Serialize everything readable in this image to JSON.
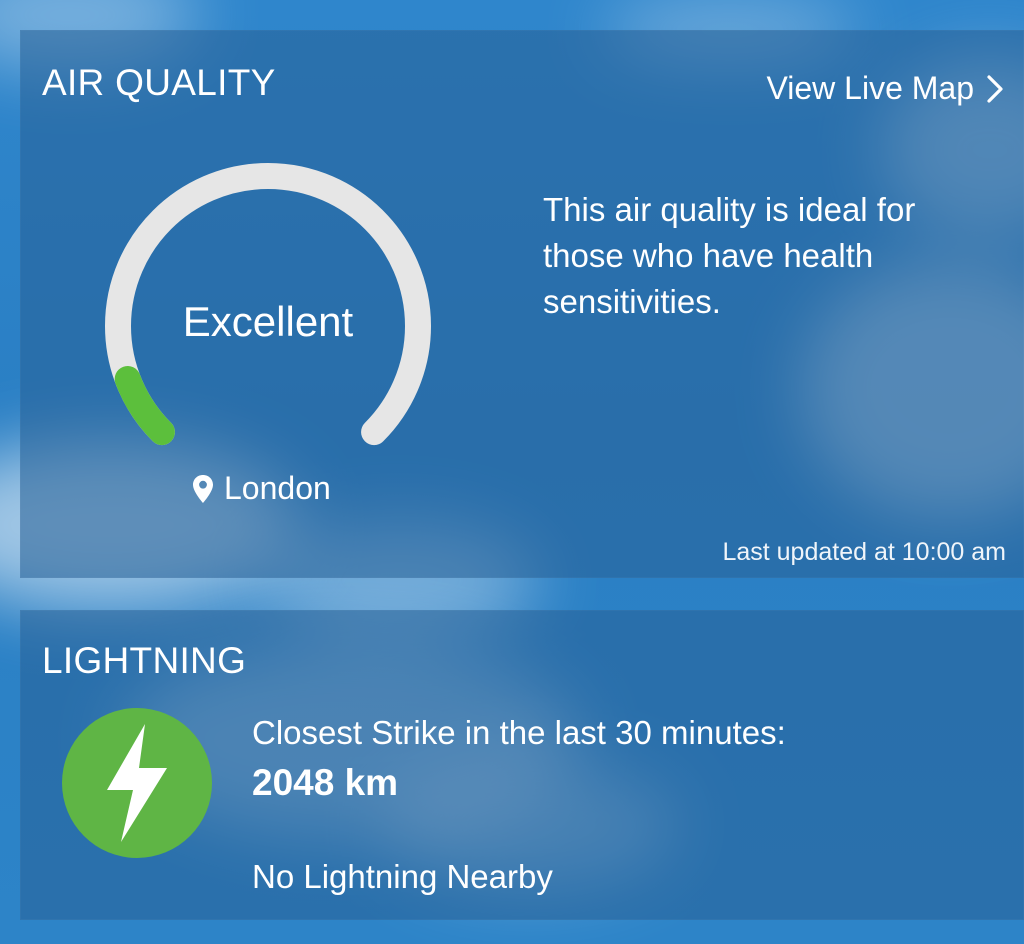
{
  "colors": {
    "gauge_track": "#e6e6e6",
    "gauge_fill": "#5cbf3c",
    "lightning_badge": "#5fb545"
  },
  "air_quality": {
    "title": "AIR QUALITY",
    "live_map_label": "View Live Map",
    "level": "Excellent",
    "level_fraction": 0.09,
    "location": "London",
    "description": "This air quality is ideal for those who have health sensitivities.",
    "updated": "Last updated at 10:00 am",
    "icons": {
      "location": "map-pin-icon",
      "link": "chevron-right-icon"
    }
  },
  "lightning": {
    "title": "LIGHTNING",
    "caption": "Closest Strike in the last 30 minutes:",
    "distance": "2048 km",
    "status": "No Lightning Nearby",
    "icon": "lightning-bolt-icon"
  }
}
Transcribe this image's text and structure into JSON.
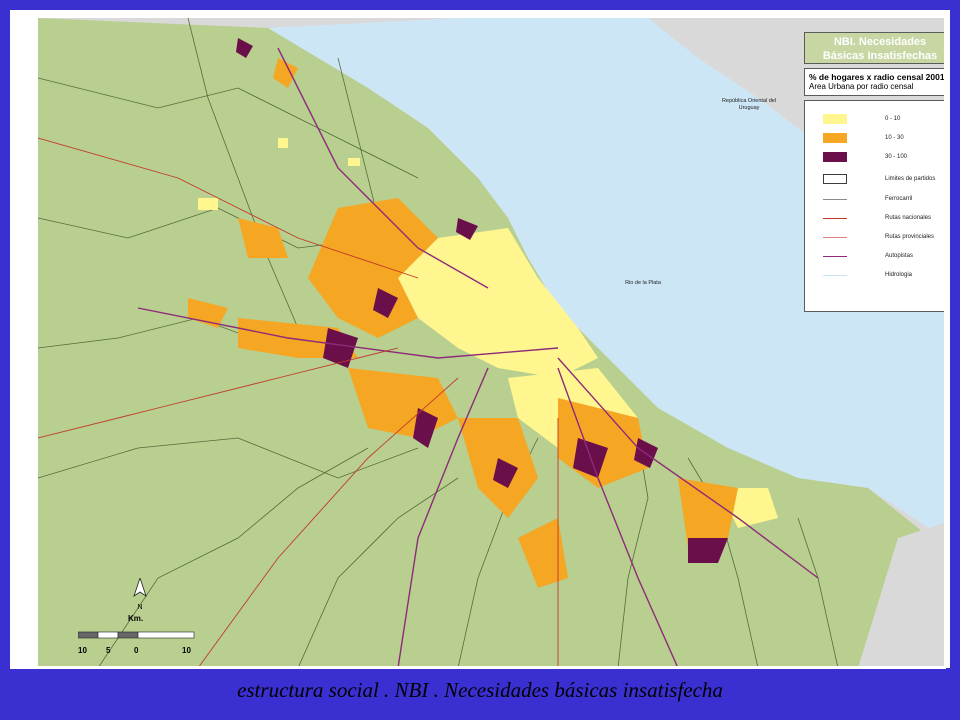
{
  "caption": "estructura social . NBI . Necesidades básicas insatisfecha",
  "legend": {
    "title_line1": "NBI. Necesidades",
    "title_line2": "Básicas Insatisfechas",
    "subtitle_line1": "% de hogares x radio censal 2001",
    "subtitle_line2": "Area Urbana por radio censal",
    "items": [
      {
        "label": "0 - 10",
        "color": "#fff68f",
        "kind": "fill"
      },
      {
        "label": "10 - 30",
        "color": "#f5a623",
        "kind": "fill"
      },
      {
        "label": "30 - 100",
        "color": "#6b0f4a",
        "kind": "fill"
      },
      {
        "label": "Limites de partidos",
        "color": "#3c3c3c",
        "kind": "outline"
      },
      {
        "label": "Ferrocarril",
        "color": "#8a8a8a",
        "kind": "line"
      },
      {
        "label": "Rutas nacionales",
        "color": "#c0392b",
        "kind": "line"
      },
      {
        "label": "Rutas provinciales",
        "color": "#e08080",
        "kind": "line"
      },
      {
        "label": "Autopistas",
        "color": "#8e2a7a",
        "kind": "line"
      },
      {
        "label": "Hidrologia",
        "color": "#c9e4f2",
        "kind": "line"
      }
    ]
  },
  "map_labels": {
    "uruguay": "República Oriental del Uruguay",
    "river": "Rio de la Plata"
  },
  "scale": {
    "unit": "Km.",
    "north": "N",
    "ticks": [
      "10",
      "5",
      "0",
      "10"
    ]
  },
  "colors": {
    "land": "#b8cf8f",
    "water": "#cde6f6",
    "neighbor": "#d9d9d9",
    "nbi_low": "#fff68f",
    "nbi_mid": "#f5a623",
    "nbi_high": "#6b0f4a"
  }
}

Your objective: Make an exact reproduction of the listing above, without any pictures.

Solved exercise:
Serialize everything readable in this image to JSON.
{
  "colors": {
    "gauge_track": "#e6e6e6",
    "gauge_fill": "#5cbf3c",
    "lightning_badge": "#5fb545"
  },
  "air_quality": {
    "title": "AIR QUALITY",
    "live_map_label": "View Live Map",
    "level": "Excellent",
    "level_fraction": 0.09,
    "location": "London",
    "description": "This air quality is ideal for those who have health sensitivities.",
    "updated": "Last updated at 10:00 am",
    "icons": {
      "location": "map-pin-icon",
      "link": "chevron-right-icon"
    }
  },
  "lightning": {
    "title": "LIGHTNING",
    "caption": "Closest Strike in the last 30 minutes:",
    "distance": "2048 km",
    "status": "No Lightning Nearby",
    "icon": "lightning-bolt-icon"
  }
}
Transcribe this image's text and structure into JSON.
{
  "caption": "estructura social . NBI . Necesidades básicas insatisfecha",
  "legend": {
    "title_line1": "NBI. Necesidades",
    "title_line2": "Básicas Insatisfechas",
    "subtitle_line1": "% de hogares x radio censal 2001",
    "subtitle_line2": "Area Urbana por radio censal",
    "items": [
      {
        "label": "0 - 10",
        "color": "#fff68f",
        "kind": "fill"
      },
      {
        "label": "10 - 30",
        "color": "#f5a623",
        "kind": "fill"
      },
      {
        "label": "30 - 100",
        "color": "#6b0f4a",
        "kind": "fill"
      },
      {
        "label": "Limites de partidos",
        "color": "#3c3c3c",
        "kind": "outline"
      },
      {
        "label": "Ferrocarril",
        "color": "#8a8a8a",
        "kind": "line"
      },
      {
        "label": "Rutas nacionales",
        "color": "#c0392b",
        "kind": "line"
      },
      {
        "label": "Rutas provinciales",
        "color": "#e08080",
        "kind": "line"
      },
      {
        "label": "Autopistas",
        "color": "#8e2a7a",
        "kind": "line"
      },
      {
        "label": "Hidrologia",
        "color": "#c9e4f2",
        "kind": "line"
      }
    ]
  },
  "map_labels": {
    "uruguay": "República Oriental del Uruguay",
    "river": "Rio de la Plata"
  },
  "scale": {
    "unit": "Km.",
    "north": "N",
    "ticks": [
      "10",
      "5",
      "0",
      "10"
    ]
  },
  "colors": {
    "land": "#b8cf8f",
    "water": "#cde6f6",
    "neighbor": "#d9d9d9",
    "nbi_low": "#fff68f",
    "nbi_mid": "#f5a623",
    "nbi_high": "#6b0f4a"
  }
}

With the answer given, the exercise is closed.